Written task:
All the records that follow need to be reproduced exactly. Omit the images.

Exercise data:
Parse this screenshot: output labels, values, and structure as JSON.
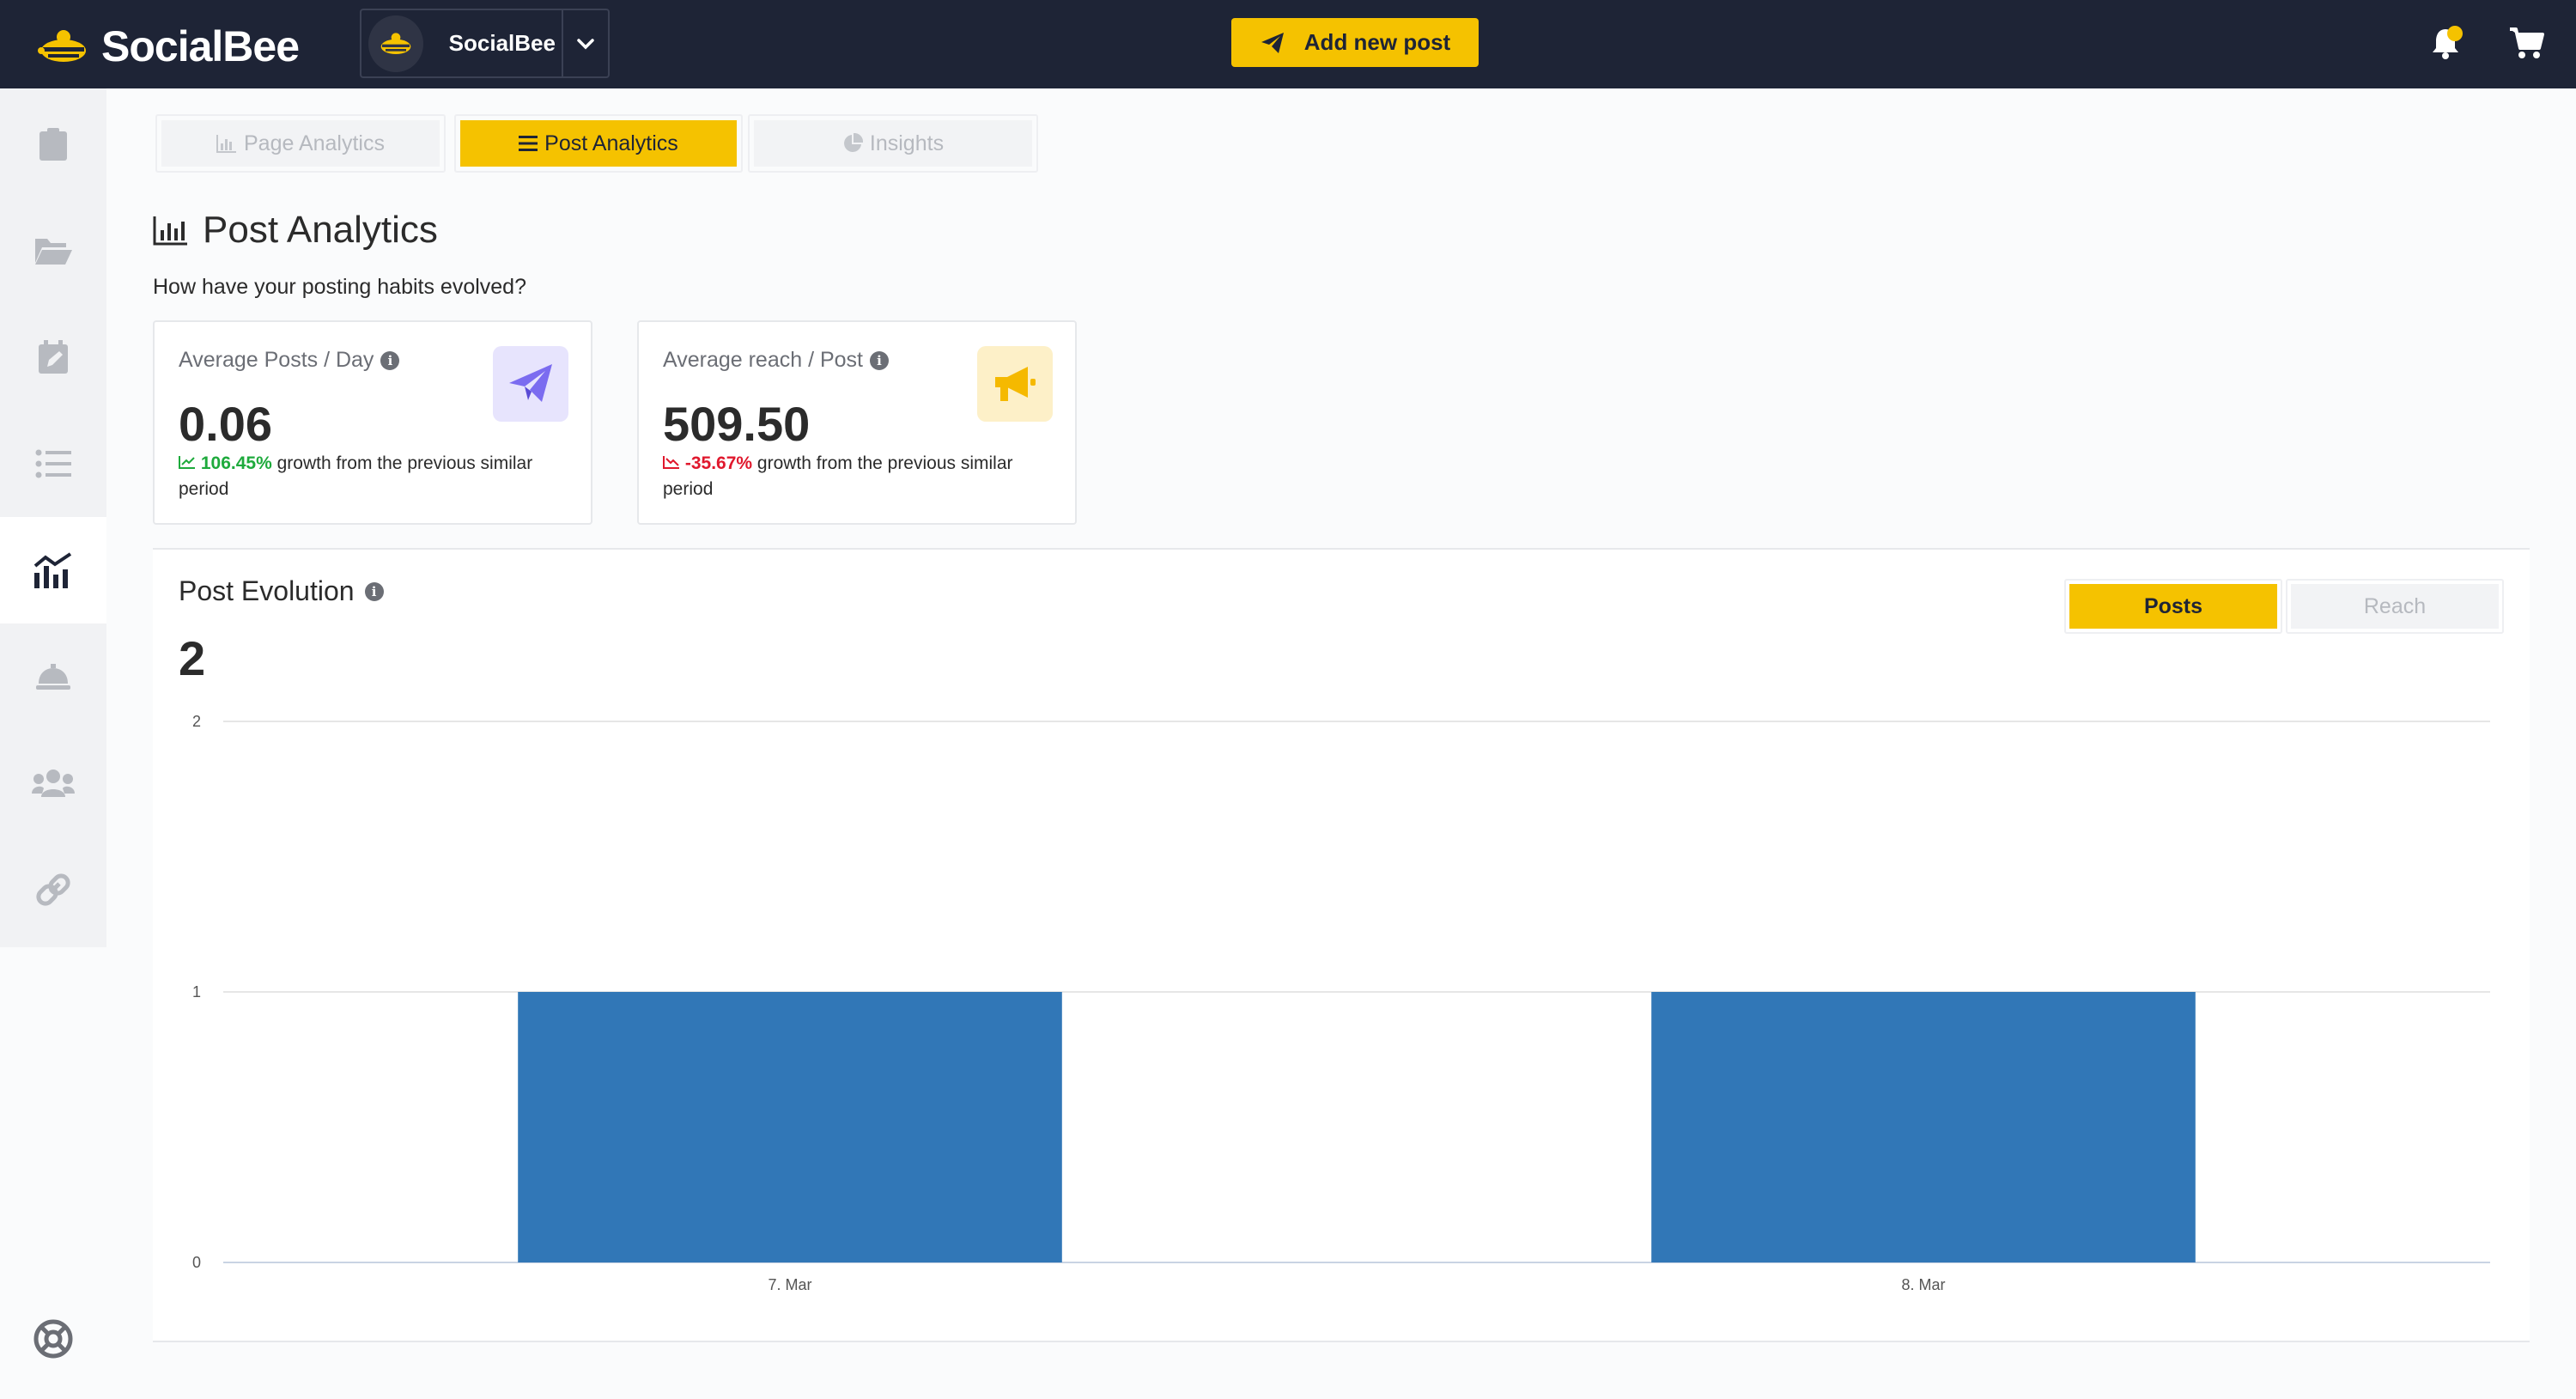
{
  "header": {
    "logo_text": "SocialBee",
    "account_name": "SocialBee",
    "add_post_label": "Add new post",
    "accent": "#f5c200"
  },
  "sidebar": {
    "items": [
      {
        "icon": "clipboard-icon"
      },
      {
        "icon": "folder-open-icon"
      },
      {
        "icon": "calendar-edit-icon"
      },
      {
        "icon": "list-icon"
      },
      {
        "icon": "analytics-chart-icon",
        "active": true
      },
      {
        "icon": "concierge-bell-icon"
      },
      {
        "icon": "users-icon"
      },
      {
        "icon": "link-icon"
      }
    ],
    "help_icon": "life-ring-icon"
  },
  "tabs": [
    {
      "label": "Page Analytics",
      "icon": "bar-chart-icon",
      "active": false
    },
    {
      "label": "Post Analytics",
      "icon": "bars-icon",
      "active": true
    },
    {
      "label": "Insights",
      "icon": "pie-chart-icon",
      "active": false
    }
  ],
  "page": {
    "title": "Post Analytics",
    "subtitle": "How have your posting habits evolved?"
  },
  "metrics": [
    {
      "label": "Average Posts / Day",
      "value": "0.06",
      "growth": "106.45%",
      "growth_text": "growth from the previous similar period",
      "trend": "up",
      "icon": "paper-plane-icon"
    },
    {
      "label": "Average reach / Post",
      "value": "509.50",
      "growth": "-35.67%",
      "growth_text": "growth from the previous similar period",
      "trend": "down",
      "icon": "megaphone-icon"
    }
  ],
  "evolution": {
    "title": "Post Evolution",
    "total": "2",
    "toggles": [
      {
        "label": "Posts",
        "active": true
      },
      {
        "label": "Reach",
        "active": false
      }
    ]
  },
  "chart_data": {
    "type": "bar",
    "categories": [
      "7. Mar",
      "8. Mar"
    ],
    "values": [
      1,
      1
    ],
    "yticks": [
      "0",
      "1",
      "2"
    ],
    "ylim": [
      0,
      2
    ],
    "grid": true,
    "bar_color": "#3177b7"
  }
}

Response to this exercise:
Parse this screenshot: output labels, values, and structure as JSON.
{
  "header": {
    "logo_text": "SocialBee",
    "account_name": "SocialBee",
    "add_post_label": "Add new post",
    "accent": "#f5c200"
  },
  "sidebar": {
    "items": [
      {
        "icon": "clipboard-icon"
      },
      {
        "icon": "folder-open-icon"
      },
      {
        "icon": "calendar-edit-icon"
      },
      {
        "icon": "list-icon"
      },
      {
        "icon": "analytics-chart-icon",
        "active": true
      },
      {
        "icon": "concierge-bell-icon"
      },
      {
        "icon": "users-icon"
      },
      {
        "icon": "link-icon"
      }
    ],
    "help_icon": "life-ring-icon"
  },
  "tabs": [
    {
      "label": "Page Analytics",
      "icon": "bar-chart-icon",
      "active": false
    },
    {
      "label": "Post Analytics",
      "icon": "bars-icon",
      "active": true
    },
    {
      "label": "Insights",
      "icon": "pie-chart-icon",
      "active": false
    }
  ],
  "page": {
    "title": "Post Analytics",
    "subtitle": "How have your posting habits evolved?"
  },
  "metrics": [
    {
      "label": "Average Posts / Day",
      "value": "0.06",
      "growth": "106.45%",
      "growth_text": "growth from the previous similar period",
      "trend": "up",
      "icon": "paper-plane-icon"
    },
    {
      "label": "Average reach / Post",
      "value": "509.50",
      "growth": "-35.67%",
      "growth_text": "growth from the previous similar period",
      "trend": "down",
      "icon": "megaphone-icon"
    }
  ],
  "evolution": {
    "title": "Post Evolution",
    "total": "2",
    "toggles": [
      {
        "label": "Posts",
        "active": true
      },
      {
        "label": "Reach",
        "active": false
      }
    ]
  },
  "chart_data": {
    "type": "bar",
    "categories": [
      "7. Mar",
      "8. Mar"
    ],
    "values": [
      1,
      1
    ],
    "yticks": [
      "0",
      "1",
      "2"
    ],
    "ylim": [
      0,
      2
    ],
    "grid": true,
    "bar_color": "#3177b7"
  }
}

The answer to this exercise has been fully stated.